## What you will do
With the pictures omitted, write out the entries that follow exactly as they stand.

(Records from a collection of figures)

------

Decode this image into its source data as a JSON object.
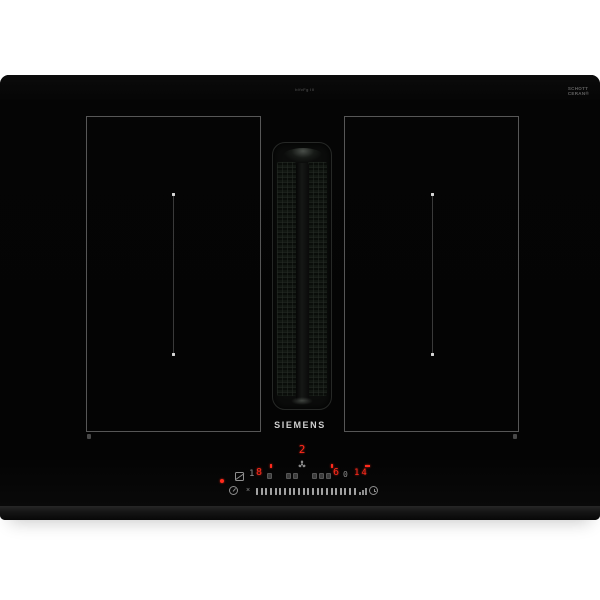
{
  "product": {
    "brand": "SIEMENS",
    "top_marking": "b/fvFg III",
    "glass_marking": [
      "SCHOTT",
      "CERAN®"
    ]
  },
  "display": {
    "hood_level": "2",
    "left_zone": {
      "aux": "1",
      "level": "8"
    },
    "right_zone": {
      "level": "6",
      "aux": "0"
    },
    "timer_minutes": "14",
    "slider_off_glyph": "×"
  },
  "slider": {
    "tick_count": 22
  },
  "icons": {
    "hood_fan": "fan-3-blades",
    "pan_move": "square-with-diagonal",
    "timer": "kitchen-timer-circle",
    "clock": "clock-face",
    "power_ramp": "three-rising-bars"
  },
  "colors": {
    "led_red": "#ff2a1c",
    "icon_gray": "#8f8f8f",
    "glass_black": "#060606",
    "background": "#ffffff"
  }
}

------

## Complete output
Decode this image into its source data as a JSON object.
{
  "product": {
    "brand": "SIEMENS",
    "top_marking": "b/fvFg III",
    "glass_marking": [
      "SCHOTT",
      "CERAN®"
    ]
  },
  "display": {
    "hood_level": "2",
    "left_zone": {
      "aux": "1",
      "level": "8"
    },
    "right_zone": {
      "level": "6",
      "aux": "0"
    },
    "timer_minutes": "14",
    "slider_off_glyph": "×"
  },
  "slider": {
    "tick_count": 22
  },
  "icons": {
    "hood_fan": "fan-3-blades",
    "pan_move": "square-with-diagonal",
    "timer": "kitchen-timer-circle",
    "clock": "clock-face",
    "power_ramp": "three-rising-bars"
  },
  "colors": {
    "led_red": "#ff2a1c",
    "icon_gray": "#8f8f8f",
    "glass_black": "#060606",
    "background": "#ffffff"
  }
}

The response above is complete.